The problem:
From the entries below, copy out every line with "this" in it.

Lines of data:
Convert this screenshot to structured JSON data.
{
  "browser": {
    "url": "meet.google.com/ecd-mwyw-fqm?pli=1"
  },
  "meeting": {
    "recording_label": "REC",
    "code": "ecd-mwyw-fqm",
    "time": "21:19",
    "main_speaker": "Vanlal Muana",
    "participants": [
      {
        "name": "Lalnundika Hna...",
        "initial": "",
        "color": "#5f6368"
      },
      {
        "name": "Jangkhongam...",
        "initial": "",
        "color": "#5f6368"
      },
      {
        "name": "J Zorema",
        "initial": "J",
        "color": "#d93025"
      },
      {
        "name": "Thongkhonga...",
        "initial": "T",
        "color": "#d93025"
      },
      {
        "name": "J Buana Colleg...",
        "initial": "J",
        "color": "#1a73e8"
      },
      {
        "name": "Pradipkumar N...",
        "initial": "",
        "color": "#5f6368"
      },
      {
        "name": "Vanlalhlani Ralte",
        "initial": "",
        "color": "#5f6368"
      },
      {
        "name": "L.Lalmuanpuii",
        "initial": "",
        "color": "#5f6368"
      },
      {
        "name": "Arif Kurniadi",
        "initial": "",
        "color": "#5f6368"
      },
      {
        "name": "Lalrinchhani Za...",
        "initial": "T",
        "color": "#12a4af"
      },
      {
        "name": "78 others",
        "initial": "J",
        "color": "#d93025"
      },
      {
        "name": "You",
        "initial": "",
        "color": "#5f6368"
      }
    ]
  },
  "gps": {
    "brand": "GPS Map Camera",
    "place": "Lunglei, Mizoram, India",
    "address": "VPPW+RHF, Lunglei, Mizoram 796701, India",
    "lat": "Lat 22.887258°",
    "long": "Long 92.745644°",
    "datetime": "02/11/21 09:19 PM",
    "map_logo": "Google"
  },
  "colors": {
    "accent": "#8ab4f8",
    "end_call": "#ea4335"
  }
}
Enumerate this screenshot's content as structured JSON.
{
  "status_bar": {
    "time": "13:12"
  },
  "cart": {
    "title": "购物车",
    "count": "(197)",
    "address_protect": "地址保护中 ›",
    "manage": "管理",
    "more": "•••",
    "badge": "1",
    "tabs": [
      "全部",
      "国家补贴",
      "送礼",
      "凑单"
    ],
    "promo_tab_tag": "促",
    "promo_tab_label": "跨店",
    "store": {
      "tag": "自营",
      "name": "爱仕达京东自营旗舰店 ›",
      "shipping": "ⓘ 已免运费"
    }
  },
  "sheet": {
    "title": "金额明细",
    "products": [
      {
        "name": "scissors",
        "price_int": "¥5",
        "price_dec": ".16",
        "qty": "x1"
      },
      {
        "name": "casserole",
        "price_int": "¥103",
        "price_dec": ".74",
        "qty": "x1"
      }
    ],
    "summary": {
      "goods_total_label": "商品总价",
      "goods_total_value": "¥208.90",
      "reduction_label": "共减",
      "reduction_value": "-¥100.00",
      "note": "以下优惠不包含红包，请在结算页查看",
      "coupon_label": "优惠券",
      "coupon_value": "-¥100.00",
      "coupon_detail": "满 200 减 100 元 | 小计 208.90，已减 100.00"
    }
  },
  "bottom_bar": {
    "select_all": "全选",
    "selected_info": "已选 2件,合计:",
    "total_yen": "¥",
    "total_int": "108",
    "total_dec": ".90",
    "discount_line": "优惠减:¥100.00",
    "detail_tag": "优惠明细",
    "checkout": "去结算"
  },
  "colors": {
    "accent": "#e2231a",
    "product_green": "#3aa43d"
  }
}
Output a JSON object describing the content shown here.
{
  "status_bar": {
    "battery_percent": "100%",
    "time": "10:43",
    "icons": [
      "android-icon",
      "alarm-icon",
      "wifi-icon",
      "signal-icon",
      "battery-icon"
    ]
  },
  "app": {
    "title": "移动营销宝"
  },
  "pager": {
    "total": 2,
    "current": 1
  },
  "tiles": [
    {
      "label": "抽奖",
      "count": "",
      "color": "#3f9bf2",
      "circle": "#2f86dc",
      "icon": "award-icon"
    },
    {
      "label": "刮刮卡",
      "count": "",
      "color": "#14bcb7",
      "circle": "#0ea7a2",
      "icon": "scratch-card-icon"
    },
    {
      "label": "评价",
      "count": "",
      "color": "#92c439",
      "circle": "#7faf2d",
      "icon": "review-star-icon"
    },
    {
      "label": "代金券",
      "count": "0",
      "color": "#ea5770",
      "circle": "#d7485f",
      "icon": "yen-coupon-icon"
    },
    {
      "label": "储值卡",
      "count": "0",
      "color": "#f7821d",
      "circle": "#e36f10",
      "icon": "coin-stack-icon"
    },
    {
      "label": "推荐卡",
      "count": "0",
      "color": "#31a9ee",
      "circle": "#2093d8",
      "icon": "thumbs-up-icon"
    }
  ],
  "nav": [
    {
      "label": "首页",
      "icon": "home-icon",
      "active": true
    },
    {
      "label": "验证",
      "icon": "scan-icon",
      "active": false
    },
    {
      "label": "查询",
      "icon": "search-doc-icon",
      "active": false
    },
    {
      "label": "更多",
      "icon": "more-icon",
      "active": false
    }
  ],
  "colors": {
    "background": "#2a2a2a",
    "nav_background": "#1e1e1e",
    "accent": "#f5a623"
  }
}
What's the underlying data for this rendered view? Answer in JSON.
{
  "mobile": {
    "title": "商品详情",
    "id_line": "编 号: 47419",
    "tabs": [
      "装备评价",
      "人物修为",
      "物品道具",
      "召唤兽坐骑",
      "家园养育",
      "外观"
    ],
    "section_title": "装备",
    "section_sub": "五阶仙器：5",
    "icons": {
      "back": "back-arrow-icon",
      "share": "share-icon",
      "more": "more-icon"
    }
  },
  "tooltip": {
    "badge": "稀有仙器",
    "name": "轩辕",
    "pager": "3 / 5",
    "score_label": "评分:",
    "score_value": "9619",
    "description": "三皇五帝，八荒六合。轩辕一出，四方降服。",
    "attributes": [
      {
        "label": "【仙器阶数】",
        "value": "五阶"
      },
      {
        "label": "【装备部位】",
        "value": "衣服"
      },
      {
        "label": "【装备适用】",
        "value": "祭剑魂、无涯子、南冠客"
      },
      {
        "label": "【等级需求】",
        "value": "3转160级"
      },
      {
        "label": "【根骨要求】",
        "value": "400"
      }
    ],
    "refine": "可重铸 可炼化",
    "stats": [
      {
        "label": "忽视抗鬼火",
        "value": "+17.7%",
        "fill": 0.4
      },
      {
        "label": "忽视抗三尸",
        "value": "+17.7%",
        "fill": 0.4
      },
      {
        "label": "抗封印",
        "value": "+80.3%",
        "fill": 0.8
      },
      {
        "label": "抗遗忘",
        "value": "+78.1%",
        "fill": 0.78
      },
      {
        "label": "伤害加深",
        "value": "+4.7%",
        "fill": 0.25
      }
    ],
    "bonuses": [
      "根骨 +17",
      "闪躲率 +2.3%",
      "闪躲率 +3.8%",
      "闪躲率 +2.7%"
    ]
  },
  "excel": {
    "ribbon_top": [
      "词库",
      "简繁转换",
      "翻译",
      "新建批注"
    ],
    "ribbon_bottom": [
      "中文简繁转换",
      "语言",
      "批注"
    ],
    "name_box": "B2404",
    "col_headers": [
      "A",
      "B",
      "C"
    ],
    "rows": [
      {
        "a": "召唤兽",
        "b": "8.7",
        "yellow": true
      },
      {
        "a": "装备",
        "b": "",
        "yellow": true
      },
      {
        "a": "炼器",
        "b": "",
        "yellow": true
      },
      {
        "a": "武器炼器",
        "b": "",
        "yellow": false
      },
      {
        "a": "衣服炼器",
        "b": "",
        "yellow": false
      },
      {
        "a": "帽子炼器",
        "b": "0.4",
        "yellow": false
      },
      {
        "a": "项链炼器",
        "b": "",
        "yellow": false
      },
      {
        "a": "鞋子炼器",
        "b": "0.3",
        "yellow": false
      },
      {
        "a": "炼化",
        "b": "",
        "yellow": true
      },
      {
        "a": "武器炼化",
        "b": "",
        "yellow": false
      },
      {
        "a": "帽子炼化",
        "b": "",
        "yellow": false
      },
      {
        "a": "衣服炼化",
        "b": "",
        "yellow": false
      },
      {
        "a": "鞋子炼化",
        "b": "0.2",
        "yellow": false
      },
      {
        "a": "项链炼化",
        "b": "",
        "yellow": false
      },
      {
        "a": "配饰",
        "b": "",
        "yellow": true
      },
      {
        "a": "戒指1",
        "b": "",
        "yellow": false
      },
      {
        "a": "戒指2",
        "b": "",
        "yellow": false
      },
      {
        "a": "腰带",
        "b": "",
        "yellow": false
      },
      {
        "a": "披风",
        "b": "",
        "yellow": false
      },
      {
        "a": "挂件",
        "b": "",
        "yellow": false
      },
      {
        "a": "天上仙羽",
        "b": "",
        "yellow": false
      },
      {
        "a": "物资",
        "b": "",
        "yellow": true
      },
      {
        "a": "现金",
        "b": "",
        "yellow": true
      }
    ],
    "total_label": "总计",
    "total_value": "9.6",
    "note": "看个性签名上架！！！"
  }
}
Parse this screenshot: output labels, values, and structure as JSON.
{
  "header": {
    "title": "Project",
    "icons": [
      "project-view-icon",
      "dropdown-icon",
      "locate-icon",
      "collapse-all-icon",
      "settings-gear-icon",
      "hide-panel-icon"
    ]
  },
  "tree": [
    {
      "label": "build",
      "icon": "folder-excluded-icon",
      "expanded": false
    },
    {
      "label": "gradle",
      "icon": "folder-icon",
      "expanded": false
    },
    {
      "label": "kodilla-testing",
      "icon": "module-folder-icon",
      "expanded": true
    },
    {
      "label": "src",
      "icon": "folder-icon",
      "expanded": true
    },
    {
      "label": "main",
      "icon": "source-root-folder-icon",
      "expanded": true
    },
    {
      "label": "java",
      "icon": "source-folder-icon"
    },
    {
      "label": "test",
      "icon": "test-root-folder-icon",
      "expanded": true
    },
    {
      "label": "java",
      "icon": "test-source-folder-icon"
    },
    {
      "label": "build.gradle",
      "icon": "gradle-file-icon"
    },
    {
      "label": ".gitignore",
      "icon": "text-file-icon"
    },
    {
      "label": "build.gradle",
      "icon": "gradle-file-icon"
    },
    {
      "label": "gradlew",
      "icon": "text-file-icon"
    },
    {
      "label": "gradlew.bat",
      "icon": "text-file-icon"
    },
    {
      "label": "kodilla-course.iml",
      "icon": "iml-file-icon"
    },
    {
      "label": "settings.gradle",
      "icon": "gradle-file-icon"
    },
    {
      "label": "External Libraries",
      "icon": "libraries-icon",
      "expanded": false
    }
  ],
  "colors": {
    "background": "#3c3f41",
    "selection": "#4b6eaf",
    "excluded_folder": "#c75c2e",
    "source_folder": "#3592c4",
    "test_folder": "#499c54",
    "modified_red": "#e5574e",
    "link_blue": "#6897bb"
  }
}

Task answer:
Convert this screenshot to structured JSON data.
Enumerate this screenshot's content as structured JSON.
What's the underlying data for this rendered view? Answer in JSON.
Parse this screenshot: output labels, values, and structure as JSON.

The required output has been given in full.